Supplied passage
________________________________________

PandasOnRayDataframePartitionManager#

This class is the specific implementation of GenericRayDataframePartitionManager using Ray distributed engine. This class is responsible for partition manipulation and applying a funcion to block/row/column partitions.

Public API#

class modin.core.execution.ray.implementations.pandas_on_ray.partitioning.PandasOnRayDataframePartitionManager#

The class implements the interface in PandasDataframePartitionManager.

classmethod apply_func_to_indices_both_axis(partitions, func, row_partitions_list, col_partitions_list, item_to_distribute=NoDefault.no_default, row_lengths=None, col_widths=None)#

Apply a function along both axes.

Parameters
  • partitions (np.ndarray) – The partitions to which the func will apply.

  • func (callable) – The function to apply.

  • row_partitions_list (list) – List of row partitions.

  • col_partitions_list (list) – List of column partitions.

  • item_to_distribute (np.ndarray or scalar, default: no_default) – The item to split up so it can be applied over both axes.

  • row_lengths (list of ints, optional) – Lengths of partitions for every row. If not specified this information is extracted from partitions itself.

  • col_widths (list of ints, optional) – Widths of partitions for every column. If not specified this information is extracted from partitions itself.

Returns

A NumPy array with partitions.

Return type

np.ndarray

Notes

For your func to operate directly on the indices provided, it must use row_internal_indices and col_internal_indices as keyword arguments.

classmethod apply_func_to_select_indices(axis, partitions, func, indices, keep_remaining=False)#

Apply a func to select indices of partitions.

Parameters
  • axis ({0, 1}) – Axis to apply the func over.

  • partitions (np.ndarray) – The partitions to which the func will apply.

  • func (callable) – The function to apply to these indices of partitions.

  • indices (dict) – The indices to apply the function to.

  • keep_remaining (bool, default: False) – Whether or not to keep the other partitions. Some operations may want to drop the remaining partitions and keep only the results.

Returns

A NumPy array with partitions.

Return type

np.ndarray

Notes

Your internal function must take a kwarg internal_indices for this to work correctly. This prevents information leakage of the internal index to the external representation.

classmethod apply_func_to_select_indices_along_full_axis(axis, partitions, func, indices, keep_remaining=False)#

Apply a func to a select subset of full columns/rows.

Parameters
  • axis ({0, 1}) – The axis to apply the func over.

  • partitions (np.ndarray) – The partitions to which the func will apply.

  • func (callable) – The function to apply.

  • indices (list-like) – The global indices to apply the func to.

  • keep_remaining (bool, default: False) – Whether or not to keep the other partitions. Some operations may want to drop the remaining partitions and keep only the results.

Returns

A NumPy array with partitions.

Return type

np.ndarray

Notes

This should be used when you need to apply a function that relies on some global information for the entire column/row, but only need to apply a function to a subset. For your func to operate directly on the indices provided, it must use internal_indices as a keyword argument.

________________________________________

Exercise details
According to the partition manager documentation, which keyword argument must the internal function accept for apply_func_to_select_indices to work correctly?

________________________________________

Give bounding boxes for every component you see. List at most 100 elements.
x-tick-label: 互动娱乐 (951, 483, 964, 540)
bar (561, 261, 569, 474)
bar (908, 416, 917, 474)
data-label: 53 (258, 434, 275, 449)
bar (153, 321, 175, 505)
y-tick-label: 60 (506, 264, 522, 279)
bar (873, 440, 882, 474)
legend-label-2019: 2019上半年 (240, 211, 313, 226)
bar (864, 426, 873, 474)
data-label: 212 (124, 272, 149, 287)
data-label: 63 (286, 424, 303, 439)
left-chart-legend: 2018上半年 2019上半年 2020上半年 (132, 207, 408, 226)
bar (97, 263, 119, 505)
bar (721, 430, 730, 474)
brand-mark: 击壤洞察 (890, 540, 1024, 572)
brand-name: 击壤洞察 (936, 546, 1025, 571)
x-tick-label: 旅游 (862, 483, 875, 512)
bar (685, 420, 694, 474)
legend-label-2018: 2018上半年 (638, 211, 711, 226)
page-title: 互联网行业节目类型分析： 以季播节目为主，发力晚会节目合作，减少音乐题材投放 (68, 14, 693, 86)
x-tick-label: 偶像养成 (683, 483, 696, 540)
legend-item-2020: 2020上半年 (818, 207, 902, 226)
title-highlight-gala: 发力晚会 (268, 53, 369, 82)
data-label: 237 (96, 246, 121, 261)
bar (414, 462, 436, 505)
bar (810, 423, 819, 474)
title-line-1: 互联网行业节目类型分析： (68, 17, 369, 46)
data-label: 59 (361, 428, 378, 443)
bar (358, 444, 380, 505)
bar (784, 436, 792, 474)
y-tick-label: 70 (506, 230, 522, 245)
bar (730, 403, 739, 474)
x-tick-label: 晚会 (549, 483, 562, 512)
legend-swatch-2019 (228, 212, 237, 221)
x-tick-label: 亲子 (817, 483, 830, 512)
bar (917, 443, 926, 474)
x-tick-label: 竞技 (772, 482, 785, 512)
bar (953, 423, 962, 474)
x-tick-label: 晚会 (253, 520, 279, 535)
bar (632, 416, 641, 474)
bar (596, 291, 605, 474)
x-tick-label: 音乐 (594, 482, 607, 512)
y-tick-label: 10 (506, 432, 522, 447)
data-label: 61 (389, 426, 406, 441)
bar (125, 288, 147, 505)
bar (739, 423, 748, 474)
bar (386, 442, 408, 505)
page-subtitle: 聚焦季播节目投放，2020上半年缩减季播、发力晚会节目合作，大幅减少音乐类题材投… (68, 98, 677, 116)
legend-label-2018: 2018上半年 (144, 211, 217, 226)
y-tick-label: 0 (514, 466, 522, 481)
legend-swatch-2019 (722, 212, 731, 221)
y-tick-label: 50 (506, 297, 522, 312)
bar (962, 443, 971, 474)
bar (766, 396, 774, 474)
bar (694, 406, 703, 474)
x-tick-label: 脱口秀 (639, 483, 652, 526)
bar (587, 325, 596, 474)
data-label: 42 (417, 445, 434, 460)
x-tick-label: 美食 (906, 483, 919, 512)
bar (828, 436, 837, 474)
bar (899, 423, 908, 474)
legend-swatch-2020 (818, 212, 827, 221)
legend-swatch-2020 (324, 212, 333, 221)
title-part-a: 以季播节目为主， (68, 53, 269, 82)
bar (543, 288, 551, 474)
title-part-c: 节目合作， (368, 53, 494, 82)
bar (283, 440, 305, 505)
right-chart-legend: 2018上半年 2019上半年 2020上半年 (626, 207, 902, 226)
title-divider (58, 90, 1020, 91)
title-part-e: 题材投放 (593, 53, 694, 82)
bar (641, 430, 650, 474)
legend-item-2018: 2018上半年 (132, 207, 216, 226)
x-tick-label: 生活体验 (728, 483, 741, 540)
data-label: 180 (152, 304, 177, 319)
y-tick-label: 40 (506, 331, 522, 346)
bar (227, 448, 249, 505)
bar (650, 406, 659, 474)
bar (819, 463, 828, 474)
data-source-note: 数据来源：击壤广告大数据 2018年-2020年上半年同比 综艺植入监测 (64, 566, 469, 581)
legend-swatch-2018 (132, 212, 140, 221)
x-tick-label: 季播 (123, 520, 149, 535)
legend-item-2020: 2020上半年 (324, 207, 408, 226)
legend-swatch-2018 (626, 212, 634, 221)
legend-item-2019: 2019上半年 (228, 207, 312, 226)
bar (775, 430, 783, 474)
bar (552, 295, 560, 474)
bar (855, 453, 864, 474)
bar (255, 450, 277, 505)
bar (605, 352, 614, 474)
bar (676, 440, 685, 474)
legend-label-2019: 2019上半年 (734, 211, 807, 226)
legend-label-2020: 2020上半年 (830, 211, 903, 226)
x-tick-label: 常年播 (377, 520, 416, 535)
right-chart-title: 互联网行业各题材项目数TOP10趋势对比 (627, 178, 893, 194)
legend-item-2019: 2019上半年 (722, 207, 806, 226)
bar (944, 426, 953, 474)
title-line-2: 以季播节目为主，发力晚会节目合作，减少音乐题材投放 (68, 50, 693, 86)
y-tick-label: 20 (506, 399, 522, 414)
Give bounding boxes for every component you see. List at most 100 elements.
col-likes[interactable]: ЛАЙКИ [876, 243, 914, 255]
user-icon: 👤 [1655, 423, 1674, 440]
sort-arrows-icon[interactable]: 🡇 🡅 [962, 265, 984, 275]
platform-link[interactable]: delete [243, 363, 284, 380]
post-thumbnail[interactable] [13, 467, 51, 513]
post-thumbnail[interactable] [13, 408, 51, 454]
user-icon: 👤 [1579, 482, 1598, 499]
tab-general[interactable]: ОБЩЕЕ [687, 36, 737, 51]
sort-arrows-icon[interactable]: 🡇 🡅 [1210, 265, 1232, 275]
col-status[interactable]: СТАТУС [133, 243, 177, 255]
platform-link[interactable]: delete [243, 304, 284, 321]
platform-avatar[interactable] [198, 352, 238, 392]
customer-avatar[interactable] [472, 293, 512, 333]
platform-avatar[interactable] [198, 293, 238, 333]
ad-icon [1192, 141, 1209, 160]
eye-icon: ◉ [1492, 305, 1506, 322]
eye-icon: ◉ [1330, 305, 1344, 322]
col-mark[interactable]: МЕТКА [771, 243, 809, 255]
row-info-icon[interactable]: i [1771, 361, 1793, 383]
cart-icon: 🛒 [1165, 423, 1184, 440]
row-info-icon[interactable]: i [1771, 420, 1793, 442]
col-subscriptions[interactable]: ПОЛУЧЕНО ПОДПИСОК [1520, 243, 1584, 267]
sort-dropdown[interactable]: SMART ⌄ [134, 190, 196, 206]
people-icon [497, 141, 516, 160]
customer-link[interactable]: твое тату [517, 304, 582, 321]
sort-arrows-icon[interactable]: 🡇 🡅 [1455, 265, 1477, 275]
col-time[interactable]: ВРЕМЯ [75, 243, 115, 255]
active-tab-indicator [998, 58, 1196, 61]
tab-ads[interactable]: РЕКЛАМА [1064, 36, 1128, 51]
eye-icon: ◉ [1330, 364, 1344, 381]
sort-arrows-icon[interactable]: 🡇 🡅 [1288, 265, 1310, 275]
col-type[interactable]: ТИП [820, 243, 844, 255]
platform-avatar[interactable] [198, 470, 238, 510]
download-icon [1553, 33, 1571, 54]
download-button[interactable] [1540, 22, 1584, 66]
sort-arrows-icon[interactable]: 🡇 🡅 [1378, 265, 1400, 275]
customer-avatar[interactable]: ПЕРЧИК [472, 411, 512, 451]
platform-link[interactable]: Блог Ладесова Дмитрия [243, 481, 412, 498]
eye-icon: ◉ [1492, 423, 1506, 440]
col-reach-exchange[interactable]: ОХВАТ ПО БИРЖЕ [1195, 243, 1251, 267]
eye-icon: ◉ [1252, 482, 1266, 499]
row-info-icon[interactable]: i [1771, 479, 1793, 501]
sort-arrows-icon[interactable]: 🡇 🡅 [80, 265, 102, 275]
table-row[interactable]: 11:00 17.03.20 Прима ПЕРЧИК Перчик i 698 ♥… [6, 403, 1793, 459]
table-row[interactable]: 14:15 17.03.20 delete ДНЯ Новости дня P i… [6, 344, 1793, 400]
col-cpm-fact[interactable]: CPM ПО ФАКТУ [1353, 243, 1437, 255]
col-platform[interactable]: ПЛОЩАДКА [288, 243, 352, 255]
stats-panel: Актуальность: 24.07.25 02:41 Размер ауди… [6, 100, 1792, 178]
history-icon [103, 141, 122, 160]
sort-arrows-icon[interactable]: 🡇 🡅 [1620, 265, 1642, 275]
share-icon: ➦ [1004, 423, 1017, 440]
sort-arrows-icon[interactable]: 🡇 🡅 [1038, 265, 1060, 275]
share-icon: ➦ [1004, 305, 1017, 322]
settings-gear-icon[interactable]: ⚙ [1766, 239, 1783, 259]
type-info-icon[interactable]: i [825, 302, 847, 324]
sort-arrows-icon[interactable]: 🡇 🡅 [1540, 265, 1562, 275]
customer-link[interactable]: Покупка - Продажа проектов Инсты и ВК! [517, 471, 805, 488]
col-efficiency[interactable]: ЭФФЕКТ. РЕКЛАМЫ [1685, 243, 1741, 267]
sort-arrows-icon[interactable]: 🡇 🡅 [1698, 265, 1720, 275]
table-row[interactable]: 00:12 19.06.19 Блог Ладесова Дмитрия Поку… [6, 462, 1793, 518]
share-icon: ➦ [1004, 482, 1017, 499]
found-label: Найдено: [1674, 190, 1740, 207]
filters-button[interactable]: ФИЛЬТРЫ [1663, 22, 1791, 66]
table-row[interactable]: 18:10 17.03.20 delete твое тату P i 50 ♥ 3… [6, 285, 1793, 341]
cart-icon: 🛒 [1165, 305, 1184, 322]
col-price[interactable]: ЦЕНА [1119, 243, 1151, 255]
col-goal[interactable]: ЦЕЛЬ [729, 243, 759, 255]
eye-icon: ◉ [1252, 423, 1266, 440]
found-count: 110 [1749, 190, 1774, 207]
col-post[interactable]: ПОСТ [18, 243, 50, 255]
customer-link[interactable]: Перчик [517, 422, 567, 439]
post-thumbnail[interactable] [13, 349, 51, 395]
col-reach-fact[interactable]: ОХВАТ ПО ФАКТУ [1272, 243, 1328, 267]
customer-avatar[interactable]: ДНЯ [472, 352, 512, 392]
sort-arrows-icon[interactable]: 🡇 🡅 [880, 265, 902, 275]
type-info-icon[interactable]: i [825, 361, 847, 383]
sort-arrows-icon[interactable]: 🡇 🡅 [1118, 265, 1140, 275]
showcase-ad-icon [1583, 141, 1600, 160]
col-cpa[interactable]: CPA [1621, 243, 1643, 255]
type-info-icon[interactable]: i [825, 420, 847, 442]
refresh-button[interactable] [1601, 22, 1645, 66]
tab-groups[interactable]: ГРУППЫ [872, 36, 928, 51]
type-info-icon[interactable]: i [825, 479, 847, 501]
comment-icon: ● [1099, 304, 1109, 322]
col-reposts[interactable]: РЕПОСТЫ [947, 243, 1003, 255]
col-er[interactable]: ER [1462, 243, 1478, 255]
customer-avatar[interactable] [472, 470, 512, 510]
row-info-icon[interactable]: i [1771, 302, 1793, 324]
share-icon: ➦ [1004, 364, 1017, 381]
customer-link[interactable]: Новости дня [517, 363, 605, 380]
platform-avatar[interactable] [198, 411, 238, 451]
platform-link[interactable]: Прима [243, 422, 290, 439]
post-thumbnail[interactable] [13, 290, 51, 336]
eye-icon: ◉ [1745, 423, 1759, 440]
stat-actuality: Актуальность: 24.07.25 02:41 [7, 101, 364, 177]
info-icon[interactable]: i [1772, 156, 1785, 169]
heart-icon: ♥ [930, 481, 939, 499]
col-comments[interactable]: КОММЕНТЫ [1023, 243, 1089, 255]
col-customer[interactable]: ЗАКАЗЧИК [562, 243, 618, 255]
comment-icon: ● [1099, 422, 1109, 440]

________________________________________

Correct result
internal_indices